━━ Excerpted records
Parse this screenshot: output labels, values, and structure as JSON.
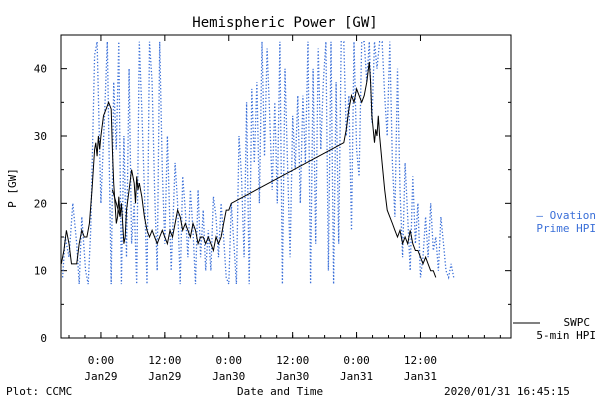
{
  "chart_data": {
    "type": "line",
    "title": "Hemispheric Power [GW]",
    "ylabel": "P [GW]",
    "xlabel": "Date and Time",
    "ylim": [
      0,
      45
    ],
    "xlim": [
      -0.3125,
      3.2083
    ],
    "yticks": [
      0,
      10,
      20,
      30,
      40
    ],
    "xticks": [
      {
        "x": 0.0,
        "time": "0:00",
        "date": "Jan29"
      },
      {
        "x": 0.5,
        "time": "12:00",
        "date": "Jan29"
      },
      {
        "x": 1.0,
        "time": "0:00",
        "date": "Jan30"
      },
      {
        "x": 1.5,
        "time": "12:00",
        "date": "Jan30"
      },
      {
        "x": 2.0,
        "time": "0:00",
        "date": "Jan31"
      },
      {
        "x": 2.5,
        "time": "12:00",
        "date": "Jan31"
      }
    ],
    "grid": false,
    "series": [
      {
        "name": "Ovation Prime HPI",
        "color": "#3a6fd8",
        "style": "dotted",
        "points": [
          [
            -0.3,
            9
          ],
          [
            -0.28,
            15
          ],
          [
            -0.25,
            12
          ],
          [
            -0.22,
            20
          ],
          [
            -0.19,
            14
          ],
          [
            -0.17,
            8
          ],
          [
            -0.15,
            18
          ],
          [
            -0.12,
            10
          ],
          [
            -0.1,
            8
          ],
          [
            -0.08,
            16
          ],
          [
            -0.05,
            42
          ],
          [
            -0.03,
            44
          ],
          [
            0.0,
            20
          ],
          [
            0.03,
            34
          ],
          [
            0.05,
            44
          ],
          [
            0.08,
            8
          ],
          [
            0.1,
            38
          ],
          [
            0.12,
            28
          ],
          [
            0.14,
            44
          ],
          [
            0.16,
            8
          ],
          [
            0.18,
            30
          ],
          [
            0.2,
            12
          ],
          [
            0.22,
            40
          ],
          [
            0.24,
            14
          ],
          [
            0.26,
            20
          ],
          [
            0.28,
            8
          ],
          [
            0.3,
            44
          ],
          [
            0.32,
            34
          ],
          [
            0.34,
            22
          ],
          [
            0.36,
            8
          ],
          [
            0.38,
            44
          ],
          [
            0.4,
            38
          ],
          [
            0.42,
            22
          ],
          [
            0.44,
            10
          ],
          [
            0.46,
            44
          ],
          [
            0.48,
            25
          ],
          [
            0.5,
            14
          ],
          [
            0.52,
            30
          ],
          [
            0.55,
            10
          ],
          [
            0.58,
            26
          ],
          [
            0.6,
            20
          ],
          [
            0.62,
            8
          ],
          [
            0.64,
            24
          ],
          [
            0.66,
            19
          ],
          [
            0.68,
            12
          ],
          [
            0.7,
            22
          ],
          [
            0.72,
            16
          ],
          [
            0.74,
            8
          ],
          [
            0.76,
            22
          ],
          [
            0.78,
            12
          ],
          [
            0.8,
            19
          ],
          [
            0.82,
            10
          ],
          [
            0.84,
            16
          ],
          [
            0.86,
            10
          ],
          [
            0.88,
            21
          ],
          [
            0.9,
            18
          ],
          [
            0.92,
            12
          ],
          [
            0.94,
            20
          ],
          [
            0.96,
            15
          ],
          [
            0.98,
            9
          ],
          [
            1.0,
            8
          ],
          [
            1.02,
            20
          ],
          [
            1.04,
            14
          ],
          [
            1.06,
            8
          ],
          [
            1.08,
            30
          ],
          [
            1.1,
            24
          ],
          [
            1.12,
            12
          ],
          [
            1.14,
            35
          ],
          [
            1.16,
            8
          ],
          [
            1.18,
            37
          ],
          [
            1.2,
            26
          ],
          [
            1.22,
            38
          ],
          [
            1.24,
            20
          ],
          [
            1.26,
            44
          ],
          [
            1.28,
            27
          ],
          [
            1.3,
            43
          ],
          [
            1.32,
            33
          ],
          [
            1.34,
            22
          ],
          [
            1.36,
            35
          ],
          [
            1.38,
            20
          ],
          [
            1.4,
            44
          ],
          [
            1.42,
            8
          ],
          [
            1.44,
            40
          ],
          [
            1.46,
            26
          ],
          [
            1.48,
            12
          ],
          [
            1.5,
            33
          ],
          [
            1.52,
            25
          ],
          [
            1.54,
            36
          ],
          [
            1.56,
            20
          ],
          [
            1.58,
            36
          ],
          [
            1.6,
            26
          ],
          [
            1.62,
            44
          ],
          [
            1.64,
            8
          ],
          [
            1.66,
            40
          ],
          [
            1.68,
            14
          ],
          [
            1.7,
            43
          ],
          [
            1.72,
            28
          ],
          [
            1.74,
            38
          ],
          [
            1.76,
            44
          ],
          [
            1.78,
            10
          ],
          [
            1.8,
            44
          ],
          [
            1.82,
            8
          ],
          [
            1.84,
            38
          ],
          [
            1.86,
            14
          ],
          [
            1.88,
            44
          ],
          [
            1.9,
            44
          ],
          [
            1.92,
            30
          ],
          [
            1.94,
            36
          ],
          [
            1.96,
            16
          ],
          [
            1.98,
            44
          ],
          [
            2.0,
            28
          ],
          [
            2.02,
            24
          ],
          [
            2.04,
            44
          ],
          [
            2.06,
            44
          ],
          [
            2.08,
            38
          ],
          [
            2.1,
            44
          ],
          [
            2.12,
            32
          ],
          [
            2.14,
            44
          ],
          [
            2.16,
            40
          ],
          [
            2.18,
            44
          ],
          [
            2.2,
            44
          ],
          [
            2.22,
            36
          ],
          [
            2.24,
            30
          ],
          [
            2.26,
            44
          ],
          [
            2.28,
            26
          ],
          [
            2.3,
            18
          ],
          [
            2.32,
            40
          ],
          [
            2.34,
            22
          ],
          [
            2.36,
            12
          ],
          [
            2.38,
            26
          ],
          [
            2.4,
            18
          ],
          [
            2.42,
            10
          ],
          [
            2.44,
            24
          ],
          [
            2.46,
            14
          ],
          [
            2.48,
            20
          ],
          [
            2.5,
            9
          ],
          [
            2.52,
            12
          ],
          [
            2.54,
            18
          ],
          [
            2.56,
            12
          ],
          [
            2.58,
            20
          ],
          [
            2.6,
            13
          ],
          [
            2.62,
            15
          ],
          [
            2.64,
            10
          ],
          [
            2.66,
            18
          ],
          [
            2.68,
            14
          ],
          [
            2.7,
            10
          ],
          [
            2.72,
            9
          ],
          [
            2.74,
            11
          ],
          [
            2.76,
            9
          ]
        ]
      },
      {
        "name": "SWPC 5-min HPI",
        "color": "#000000",
        "style": "solid",
        "points": [
          [
            -0.31,
            11
          ],
          [
            -0.29,
            13
          ],
          [
            -0.27,
            16
          ],
          [
            -0.25,
            14
          ],
          [
            -0.23,
            11
          ],
          [
            -0.21,
            11
          ],
          [
            -0.19,
            11
          ],
          [
            -0.17,
            14
          ],
          [
            -0.15,
            16
          ],
          [
            -0.13,
            15
          ],
          [
            -0.11,
            15
          ],
          [
            -0.09,
            17
          ],
          [
            -0.07,
            22
          ],
          [
            -0.05,
            28
          ],
          [
            -0.04,
            29
          ],
          [
            -0.03,
            27
          ],
          [
            -0.02,
            30
          ],
          [
            -0.01,
            28
          ],
          [
            0.0,
            30
          ],
          [
            0.02,
            33
          ],
          [
            0.04,
            34
          ],
          [
            0.06,
            35
          ],
          [
            0.08,
            34
          ],
          [
            0.09,
            28
          ],
          [
            0.1,
            23
          ],
          [
            0.11,
            20
          ],
          [
            0.12,
            17
          ],
          [
            0.13,
            18
          ],
          [
            0.14,
            21
          ],
          [
            0.15,
            18
          ],
          [
            0.16,
            20
          ],
          [
            0.17,
            17
          ],
          [
            0.18,
            14
          ],
          [
            0.19,
            15
          ],
          [
            0.2,
            19
          ],
          [
            0.22,
            22
          ],
          [
            0.24,
            25
          ],
          [
            0.26,
            23
          ],
          [
            0.27,
            20
          ],
          [
            0.28,
            24
          ],
          [
            0.29,
            22
          ],
          [
            0.3,
            23
          ],
          [
            0.32,
            21
          ],
          [
            0.34,
            18
          ],
          [
            0.36,
            16
          ],
          [
            0.38,
            15
          ],
          [
            0.4,
            16
          ],
          [
            0.42,
            15
          ],
          [
            0.44,
            14
          ],
          [
            0.46,
            15
          ],
          [
            0.48,
            16
          ],
          [
            0.5,
            15
          ],
          [
            0.52,
            14
          ],
          [
            0.54,
            16
          ],
          [
            0.56,
            15
          ],
          [
            0.58,
            17
          ],
          [
            0.6,
            19
          ],
          [
            0.62,
            18
          ],
          [
            0.64,
            16
          ],
          [
            0.66,
            17
          ],
          [
            0.68,
            16
          ],
          [
            0.7,
            15
          ],
          [
            0.72,
            17
          ],
          [
            0.74,
            16
          ],
          [
            0.76,
            14
          ],
          [
            0.78,
            15
          ],
          [
            0.8,
            15
          ],
          [
            0.82,
            14
          ],
          [
            0.84,
            15
          ],
          [
            0.86,
            14
          ],
          [
            0.88,
            13
          ],
          [
            0.9,
            15
          ],
          [
            0.92,
            14
          ],
          [
            0.94,
            15
          ],
          [
            0.96,
            17
          ],
          [
            0.98,
            19
          ],
          [
            1.0,
            19
          ],
          [
            1.02,
            20
          ],
          [
            1.9,
            29
          ],
          [
            1.92,
            31
          ],
          [
            1.94,
            34
          ],
          [
            1.96,
            36
          ],
          [
            1.98,
            35
          ],
          [
            2.0,
            37
          ],
          [
            2.02,
            36
          ],
          [
            2.04,
            35
          ],
          [
            2.06,
            36
          ],
          [
            2.08,
            38
          ],
          [
            2.1,
            41
          ],
          [
            2.11,
            38
          ],
          [
            2.12,
            33
          ],
          [
            2.13,
            31
          ],
          [
            2.14,
            29
          ],
          [
            2.15,
            31
          ],
          [
            2.16,
            30
          ],
          [
            2.17,
            33
          ],
          [
            2.18,
            30
          ],
          [
            2.2,
            26
          ],
          [
            2.22,
            22
          ],
          [
            2.24,
            19
          ],
          [
            2.26,
            18
          ],
          [
            2.28,
            17
          ],
          [
            2.3,
            16
          ],
          [
            2.32,
            15
          ],
          [
            2.34,
            16
          ],
          [
            2.36,
            14
          ],
          [
            2.38,
            15
          ],
          [
            2.4,
            14
          ],
          [
            2.42,
            16
          ],
          [
            2.44,
            14
          ],
          [
            2.46,
            13
          ],
          [
            2.48,
            13
          ],
          [
            2.5,
            12
          ],
          [
            2.52,
            11
          ],
          [
            2.54,
            12
          ],
          [
            2.56,
            11
          ],
          [
            2.58,
            10
          ],
          [
            2.6,
            10
          ],
          [
            2.62,
            9
          ]
        ]
      },
      {
        "name": "SWPC 5-min HPI gap segment",
        "color": "#000000",
        "style": "solid",
        "points": [
          [
            0.09,
            22
          ],
          [
            0.12,
            20
          ],
          [
            0.15,
            18
          ]
        ]
      }
    ],
    "legend": [
      {
        "label_line1": "— Ovation",
        "label_line2": "Prime HPI",
        "color": "#3a6fd8",
        "position": "right-middle"
      },
      {
        "label_line1": "SWPC",
        "label_line2": "5-min HPI",
        "color": "#000000",
        "position": "right-bottom"
      }
    ]
  },
  "footer": {
    "left": "Plot: CCMC",
    "center": "Date and Time",
    "right": "2020/01/31 16:45:15"
  }
}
━━━━
_Task to complete_:
From the entries above, list each line with "SWPC" in it.

_Exercise answer_:
        "name": "SWPC 5-min HPI",
        "name": "SWPC 5-min HPI gap segment",
        "label_line1": "SWPC",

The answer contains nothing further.